* [Exercise brief] Quote the lines of the items below word for word, starting at the line that contains "tem-particle [214, 178, 227, 192]" and ending at the line that contains "y-tick-label: 5 [328, 397, 333, 407]", including both of those lines.
━━━ Records provided
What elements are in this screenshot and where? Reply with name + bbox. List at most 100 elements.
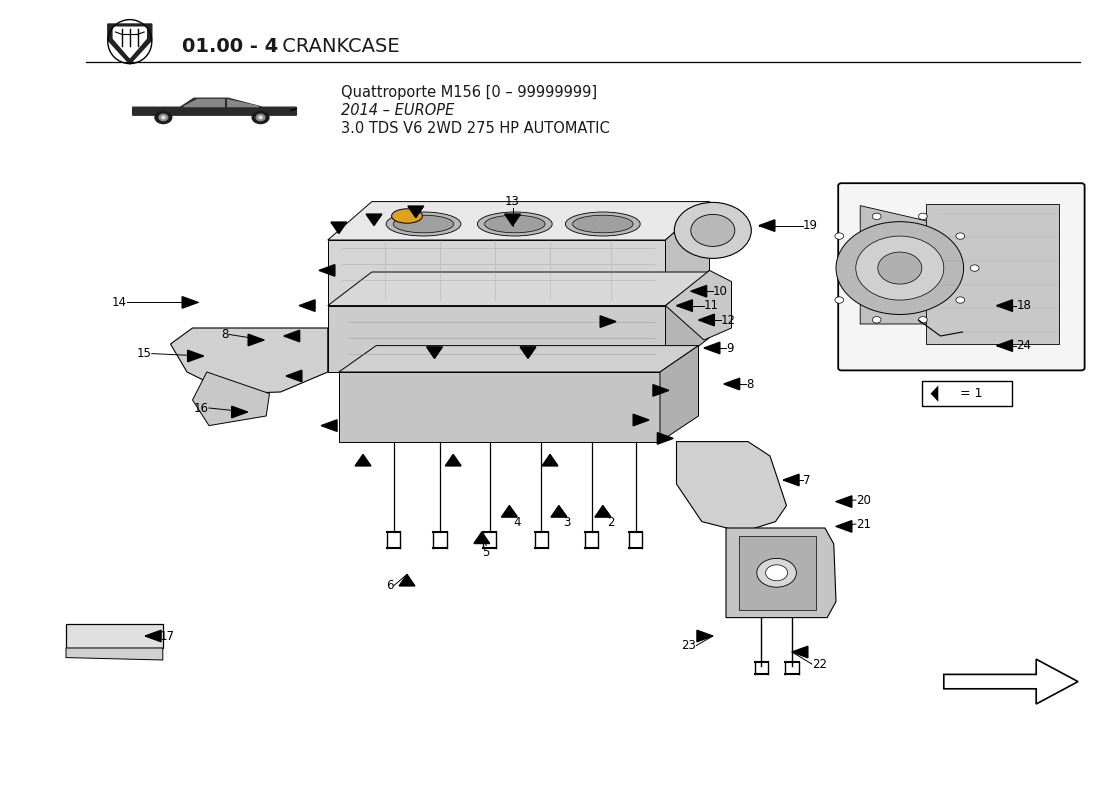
Polygon shape — [926, 204, 1059, 344]
Polygon shape — [170, 328, 328, 394]
Circle shape — [918, 317, 927, 323]
Ellipse shape — [477, 212, 552, 236]
Text: Quattroporte M156 [0 – 99999999]: Quattroporte M156 [0 – 99999999] — [341, 85, 597, 99]
Polygon shape — [653, 385, 669, 396]
Polygon shape — [108, 24, 152, 64]
Text: 13: 13 — [505, 195, 520, 208]
Ellipse shape — [386, 212, 461, 236]
Polygon shape — [997, 340, 1012, 351]
Text: 6: 6 — [386, 579, 394, 592]
Circle shape — [162, 116, 165, 118]
Polygon shape — [355, 454, 371, 466]
Circle shape — [835, 233, 844, 239]
Polygon shape — [836, 521, 851, 532]
Polygon shape — [666, 272, 710, 372]
Circle shape — [691, 214, 735, 246]
Ellipse shape — [392, 209, 422, 223]
Polygon shape — [666, 202, 710, 306]
Polygon shape — [759, 220, 774, 231]
Polygon shape — [145, 630, 161, 642]
Polygon shape — [520, 347, 536, 358]
Text: 16: 16 — [194, 402, 209, 414]
Polygon shape — [601, 316, 616, 327]
Polygon shape — [427, 347, 442, 358]
Text: 3.0 TDS V6 2WD 275 HP AUTOMATIC: 3.0 TDS V6 2WD 275 HP AUTOMATIC — [341, 122, 609, 136]
Polygon shape — [783, 474, 799, 486]
Polygon shape — [676, 442, 786, 532]
FancyBboxPatch shape — [922, 381, 1012, 406]
Text: 14: 14 — [111, 296, 126, 309]
Circle shape — [757, 558, 796, 587]
Polygon shape — [792, 646, 807, 658]
Text: 4: 4 — [514, 516, 520, 529]
Polygon shape — [133, 98, 296, 115]
Polygon shape — [328, 306, 666, 372]
Polygon shape — [408, 206, 424, 218]
Text: CRANKCASE: CRANKCASE — [275, 37, 399, 56]
Circle shape — [160, 114, 168, 121]
Polygon shape — [542, 454, 558, 466]
Text: = 1: = 1 — [960, 387, 982, 400]
Text: 20: 20 — [856, 494, 871, 506]
Polygon shape — [328, 240, 666, 306]
Polygon shape — [997, 300, 1012, 311]
Text: 15: 15 — [136, 347, 152, 360]
Polygon shape — [299, 300, 315, 311]
Circle shape — [835, 297, 844, 303]
Text: 2014 – EUROPE: 2014 – EUROPE — [341, 103, 454, 118]
Polygon shape — [66, 648, 163, 660]
Ellipse shape — [394, 215, 453, 233]
Polygon shape — [113, 27, 146, 58]
Circle shape — [956, 297, 965, 303]
Polygon shape — [339, 346, 698, 372]
Text: 19: 19 — [803, 219, 818, 232]
Circle shape — [766, 565, 788, 581]
Text: 24: 24 — [1016, 339, 1032, 352]
Text: 3: 3 — [563, 516, 570, 529]
Text: 17: 17 — [160, 630, 175, 642]
Ellipse shape — [573, 215, 634, 233]
Text: 5: 5 — [483, 546, 490, 558]
Text: 8: 8 — [221, 328, 229, 341]
Polygon shape — [697, 630, 713, 642]
Circle shape — [956, 233, 965, 239]
Polygon shape — [184, 99, 258, 106]
Polygon shape — [666, 270, 732, 340]
Polygon shape — [249, 334, 264, 346]
Polygon shape — [698, 314, 714, 326]
Polygon shape — [944, 659, 1078, 704]
Text: 11: 11 — [704, 299, 719, 312]
Circle shape — [155, 111, 172, 123]
Polygon shape — [836, 496, 851, 507]
Text: 01.00 - 4: 01.00 - 4 — [182, 37, 277, 56]
Text: 10: 10 — [713, 285, 728, 298]
Circle shape — [878, 252, 922, 284]
Polygon shape — [860, 206, 940, 332]
Polygon shape — [474, 532, 490, 543]
Polygon shape — [339, 372, 660, 442]
Polygon shape — [232, 406, 248, 418]
Polygon shape — [286, 370, 301, 382]
Polygon shape — [331, 222, 346, 234]
Polygon shape — [931, 386, 938, 402]
Polygon shape — [366, 214, 382, 226]
Polygon shape — [658, 433, 673, 444]
Text: 23: 23 — [681, 639, 696, 652]
Text: 12: 12 — [720, 314, 736, 326]
Circle shape — [836, 222, 964, 314]
Polygon shape — [739, 536, 816, 610]
Polygon shape — [726, 528, 836, 618]
Circle shape — [970, 265, 979, 271]
Text: 21: 21 — [856, 518, 871, 530]
Circle shape — [258, 116, 262, 118]
Polygon shape — [724, 378, 739, 390]
Polygon shape — [284, 330, 299, 342]
Circle shape — [918, 213, 927, 219]
Polygon shape — [328, 202, 710, 240]
Text: 18: 18 — [1016, 299, 1032, 312]
Circle shape — [256, 114, 265, 121]
Circle shape — [674, 202, 751, 258]
Polygon shape — [595, 506, 610, 517]
Text: 22: 22 — [812, 658, 827, 670]
Polygon shape — [446, 454, 461, 466]
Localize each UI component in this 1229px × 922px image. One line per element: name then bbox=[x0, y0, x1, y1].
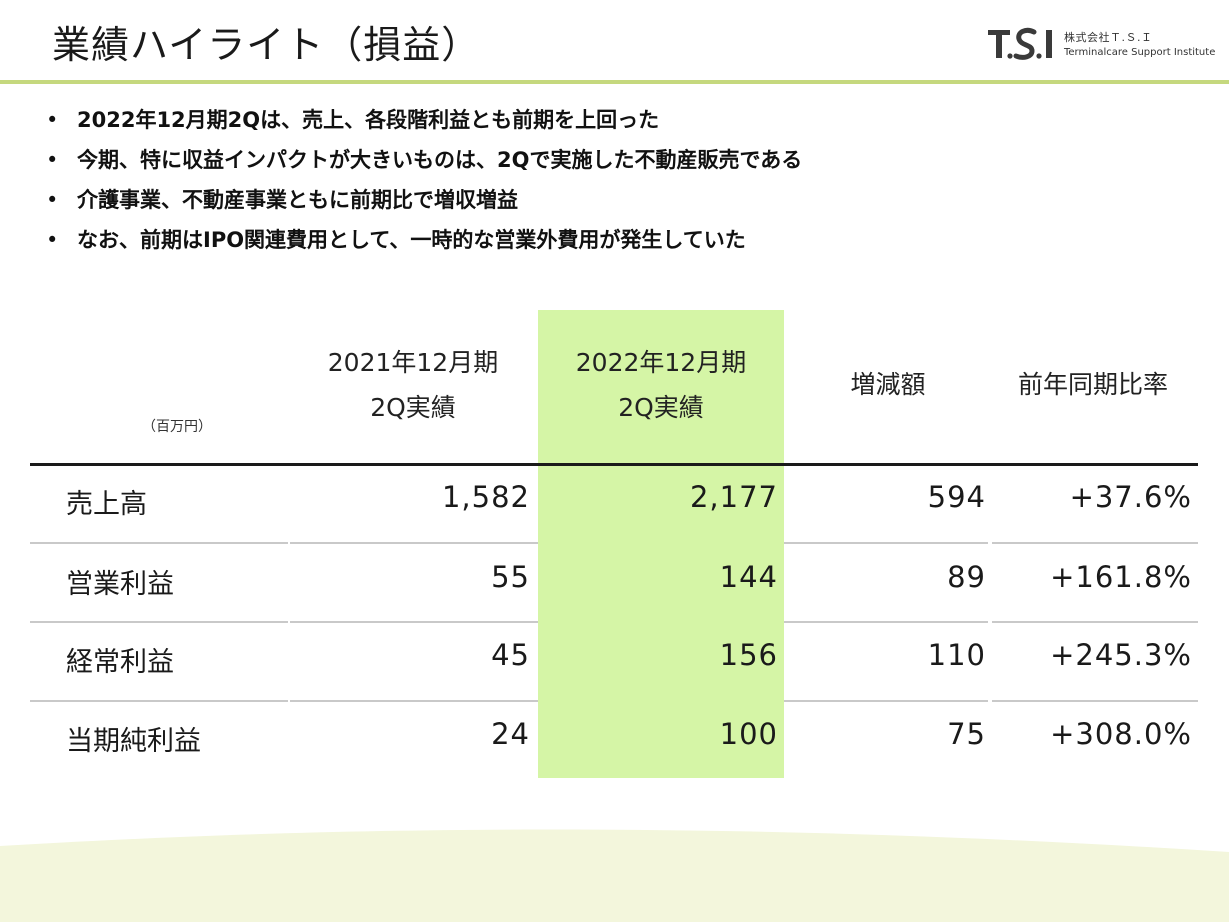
bullet-item: • 介護事業、不動産事業ともに前期比で増収増益 bbox=[44, 180, 802, 220]
bullet-item: • なお、前期はIPO関連費用として、一時的な営業外費用が発生していた bbox=[44, 220, 802, 260]
current-period-highlight bbox=[538, 310, 784, 778]
row-divider bbox=[290, 621, 538, 623]
cell-net-diff: 75 bbox=[947, 717, 986, 751]
header-prev-line1: 2021年12月期 bbox=[327, 348, 499, 377]
header-diff: 増減額 bbox=[850, 370, 926, 399]
bullet-item: • 2022年12月期2Qは、売上、各段階利益とも前期を上回った bbox=[44, 100, 802, 140]
row-divider bbox=[290, 700, 538, 702]
bullet-text: 2022年12月期2Qは、売上、各段階利益とも前期を上回った bbox=[77, 108, 660, 132]
table-header-rule bbox=[30, 463, 1198, 466]
header-ratio: 前年同期比率 bbox=[1017, 370, 1168, 399]
row-divider bbox=[784, 542, 988, 544]
header-curr-period: 2022年12月期 2Q実績 bbox=[544, 340, 778, 430]
cell-operating-curr: 144 bbox=[719, 560, 778, 594]
row-label-sales: 売上高 bbox=[66, 489, 147, 520]
row-divider bbox=[992, 621, 1198, 623]
cell-operating-prev: 55 bbox=[491, 560, 530, 594]
footer-wave bbox=[0, 829, 1229, 922]
cell-operating-ratio: +161.8% bbox=[1050, 560, 1192, 594]
bullet-dot: • bbox=[46, 188, 59, 212]
row-divider bbox=[992, 542, 1198, 544]
cell-sales-diff: 594 bbox=[927, 480, 986, 514]
header-curr-line2: 2Q実績 bbox=[618, 393, 704, 422]
row-divider bbox=[784, 700, 988, 702]
cell-ordinary-prev: 45 bbox=[491, 638, 530, 672]
bullet-item: • 今期、特に収益インパクトが大きいものは、2Qで実施した不動産販売である bbox=[44, 140, 802, 180]
bullet-text: 介護事業、不動産事業ともに前期比で増収増益 bbox=[77, 188, 518, 212]
row-label-ordinary-income: 経常利益 bbox=[66, 647, 174, 678]
bullet-text: 今期、特に収益インパクトが大きいものは、2Qで実施した不動産販売である bbox=[77, 148, 803, 172]
cell-net-curr: 100 bbox=[719, 717, 778, 751]
cell-ordinary-diff: 110 bbox=[927, 638, 986, 672]
bullet-text: なお、前期はIPO関連費用として、一時的な営業外費用が発生していた bbox=[77, 228, 746, 252]
logo-company-name: 株式会社Ｔ.Ｓ.Ｉ bbox=[1064, 31, 1153, 44]
cell-sales-prev: 1,582 bbox=[441, 480, 530, 514]
header-prev-line2: 2Q実績 bbox=[370, 393, 456, 422]
highlight-bullets: • 2022年12月期2Qは、売上、各段階利益とも前期を上回った • 今期、特に収益… bbox=[44, 100, 802, 260]
row-divider bbox=[290, 542, 538, 544]
bullet-dot: • bbox=[46, 148, 59, 172]
cell-ordinary-ratio: +245.3% bbox=[1050, 638, 1192, 672]
header-prev-period: 2021年12月期 2Q実績 bbox=[296, 340, 530, 430]
tsi-logo-mark-icon bbox=[988, 27, 1052, 60]
row-label-operating-income: 営業利益 bbox=[66, 569, 174, 600]
bullet-dot: • bbox=[46, 108, 59, 132]
title-divider bbox=[0, 80, 1229, 84]
cell-ordinary-curr: 156 bbox=[719, 638, 778, 672]
cell-net-ratio: +308.0% bbox=[1050, 717, 1192, 751]
cell-operating-diff: 89 bbox=[947, 560, 986, 594]
bullet-dot: • bbox=[46, 228, 59, 252]
header-curr-line1: 2022年12月期 bbox=[575, 348, 747, 377]
logo-subtitle: Terminalcare Support Institute bbox=[1064, 47, 1216, 58]
row-divider bbox=[992, 700, 1198, 702]
row-divider bbox=[784, 621, 988, 623]
unit-label: （百万円） bbox=[142, 419, 212, 435]
row-divider bbox=[30, 542, 288, 544]
page-title: 業績ハイライト（損益） bbox=[52, 23, 481, 67]
row-divider bbox=[30, 700, 288, 702]
cell-sales-ratio: +37.6% bbox=[1069, 480, 1192, 514]
row-divider bbox=[30, 621, 288, 623]
cell-net-prev: 24 bbox=[491, 717, 530, 751]
row-label-net-income: 当期純利益 bbox=[66, 726, 201, 757]
cell-sales-curr: 2,177 bbox=[689, 480, 778, 514]
company-logo: 株式会社Ｔ.Ｓ.Ｉ Terminalcare Support Institute bbox=[988, 26, 1218, 66]
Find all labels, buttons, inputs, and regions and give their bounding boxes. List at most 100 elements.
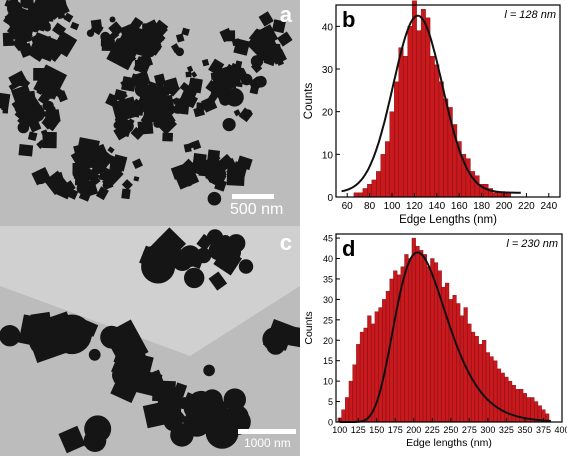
tem-particle [214, 178, 227, 192]
x-tick-label: 100 [332, 425, 347, 435]
x-axis-label: Edge lengths (nm) [406, 437, 492, 449]
histogram-bar [353, 192, 359, 198]
histogram-bar [389, 111, 395, 198]
tem-particle [103, 319, 149, 367]
y-tick-label: 5 [328, 397, 333, 407]
tem-particle [181, 27, 190, 36]
tem-particle [151, 104, 176, 130]
histogram-bar [434, 64, 440, 198]
tem-particle [65, 187, 79, 200]
tem-particle [73, 142, 91, 160]
tem-particle [1, 102, 8, 110]
tem-particle [222, 118, 236, 132]
y-tick-label: 35 [323, 274, 333, 284]
tem-particle [120, 116, 128, 125]
tem-particle [231, 90, 240, 99]
tem-particle [238, 259, 254, 274]
x-tick-label: 300 [480, 425, 495, 435]
histogram-bar [415, 246, 420, 423]
tem-particle [90, 158, 108, 176]
tem-particle [276, 58, 284, 66]
tem-particle [170, 423, 194, 447]
tem-particle [90, 22, 104, 36]
tem-particle [236, 81, 243, 88]
y-tick-label: 10 [322, 150, 334, 161]
tem-particle [233, 109, 241, 117]
histogram-bar [404, 254, 409, 423]
histogram-bar [430, 258, 435, 423]
tem-particle [107, 146, 115, 154]
panel-label: d [342, 236, 355, 261]
tem-particle [212, 154, 221, 163]
tem-particle [203, 364, 215, 377]
tem-particle [132, 26, 159, 53]
tem-particle [84, 429, 102, 449]
x-tick-label: 250 [443, 425, 458, 435]
tem-particle [184, 267, 205, 289]
tem-particle [213, 246, 243, 276]
histogram-bar [389, 278, 394, 423]
tem-particle [258, 11, 274, 27]
tem-particle [261, 48, 272, 58]
tem-particle [238, 107, 254, 123]
tem-particle [288, 326, 300, 349]
tem-particle [205, 415, 239, 449]
tem-particle [205, 79, 219, 94]
x-tick-label: 200 [496, 201, 513, 212]
tem-particle [223, 388, 246, 411]
tem-particle [255, 75, 267, 88]
tem-particle [27, 131, 38, 142]
tem-particle [72, 170, 83, 181]
y-axis-label: Counts [303, 83, 315, 120]
tem-particle [143, 127, 149, 133]
tem-particle [219, 27, 234, 43]
tem-particle [8, 70, 28, 89]
histogram-bar [459, 315, 465, 423]
histogram-bar [493, 360, 498, 423]
tem-particle [200, 96, 218, 113]
histogram-bar [456, 303, 461, 423]
tem-particle [191, 139, 202, 151]
tem-particle [236, 68, 248, 80]
histogram-bar [497, 192, 502, 198]
plot-frame [335, 233, 563, 423]
histogram-bar [485, 352, 490, 423]
x-tick-label: 140 [428, 201, 445, 212]
tem-particle [4, 0, 14, 9]
histogram-bar [419, 250, 424, 423]
size-annotation: l = 230 nm [506, 238, 558, 250]
histogram-bar [445, 282, 450, 423]
x-tick-label: 275 [462, 425, 477, 435]
x-tick-label: 180 [473, 201, 490, 212]
tem-particle [115, 40, 137, 62]
tem-particle [153, 73, 166, 87]
tem-particle [226, 168, 235, 178]
scale-bar-c [238, 429, 296, 434]
histogram-bar [371, 179, 377, 198]
histogram-bar [394, 81, 399, 198]
tem-particle [147, 40, 163, 56]
tem-particle [20, 0, 34, 9]
histogram-bar [393, 270, 398, 423]
tem-particle [152, 242, 173, 262]
tem-particle [118, 125, 127, 134]
tem-particle [133, 56, 152, 75]
histogram-bar [474, 175, 480, 198]
histogram-bar [420, 9, 426, 198]
y-tick-label: 40 [323, 254, 333, 264]
tem-particle [36, 139, 46, 150]
histogram-bar [411, 237, 416, 423]
tem-particle [40, 129, 49, 137]
panel-label-c: c [279, 230, 292, 255]
tem-particle [262, 327, 286, 351]
histogram-bar [398, 47, 404, 198]
histogram-bar [452, 295, 457, 423]
tem-particle [111, 154, 128, 172]
tem-particle [208, 92, 218, 102]
x-tick-label: 375 [536, 425, 551, 435]
histogram-bar [348, 380, 353, 423]
histogram-bar [425, 17, 431, 198]
tem-particle [57, 185, 68, 196]
fit-curve [341, 14, 521, 194]
tem-particle [253, 43, 262, 52]
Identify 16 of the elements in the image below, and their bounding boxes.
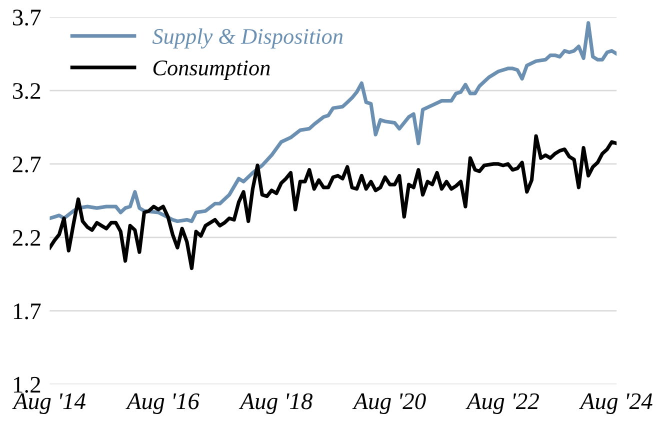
━━━━━━
* [Solution to this problem]
tem-particle [214, 178, 227, 192]
x-tick-label: 100 [332, 425, 347, 435]
x-axis-label: Edge lengths (nm) [406, 437, 492, 449]
histogram-bar [353, 192, 359, 198]
histogram-bar [389, 111, 395, 198]
tem-particle [103, 319, 149, 367]
y-tick-label: 5 [328, 397, 333, 407]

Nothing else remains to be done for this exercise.